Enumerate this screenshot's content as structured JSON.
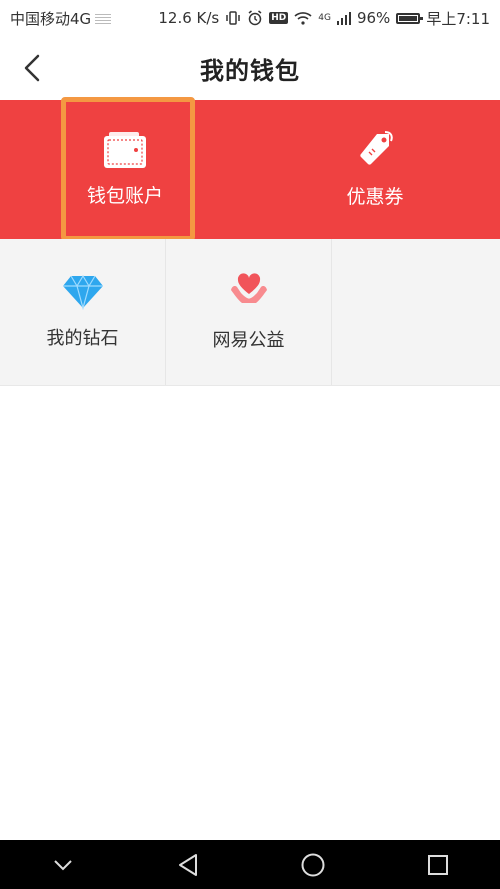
{
  "status_bar": {
    "carrier": "中国移动4G",
    "speed": "12.6 K/s",
    "hd": "HD",
    "network": "4G",
    "battery": "96%",
    "battery_level": 0.96,
    "time": "早上7:11"
  },
  "header": {
    "title": "我的钱包"
  },
  "banner": {
    "wallet_label": "钱包账户",
    "coupon_label": "优惠券",
    "background_color": "#ef4141",
    "highlight_color": "#f49842"
  },
  "grid": {
    "items": [
      {
        "label": "我的钻石",
        "icon": "diamond-icon"
      },
      {
        "label": "网易公益",
        "icon": "charity-heart-icon"
      }
    ]
  },
  "nav": {
    "icons": [
      "chevron-down-icon",
      "back-triangle-icon",
      "home-circle-icon",
      "recents-square-icon"
    ]
  }
}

::::::

> _Exercise directions_: Transcribe the complete set of entries verbatim. No pictures belong in the copy.

> _Answer in full_:
Enumerate this screenshot's content as structured JSON.
{
  "status_bar": {
    "carrier": "中国移动4G",
    "speed": "12.6 K/s",
    "hd": "HD",
    "network": "4G",
    "battery": "96%",
    "battery_level": 0.96,
    "time": "早上7:11"
  },
  "header": {
    "title": "我的钱包"
  },
  "banner": {
    "wallet_label": "钱包账户",
    "coupon_label": "优惠券",
    "background_color": "#ef4141",
    "highlight_color": "#f49842"
  },
  "grid": {
    "items": [
      {
        "label": "我的钻石",
        "icon": "diamond-icon"
      },
      {
        "label": "网易公益",
        "icon": "charity-heart-icon"
      }
    ]
  },
  "nav": {
    "icons": [
      "chevron-down-icon",
      "back-triangle-icon",
      "home-circle-icon",
      "recents-square-icon"
    ]
  }
}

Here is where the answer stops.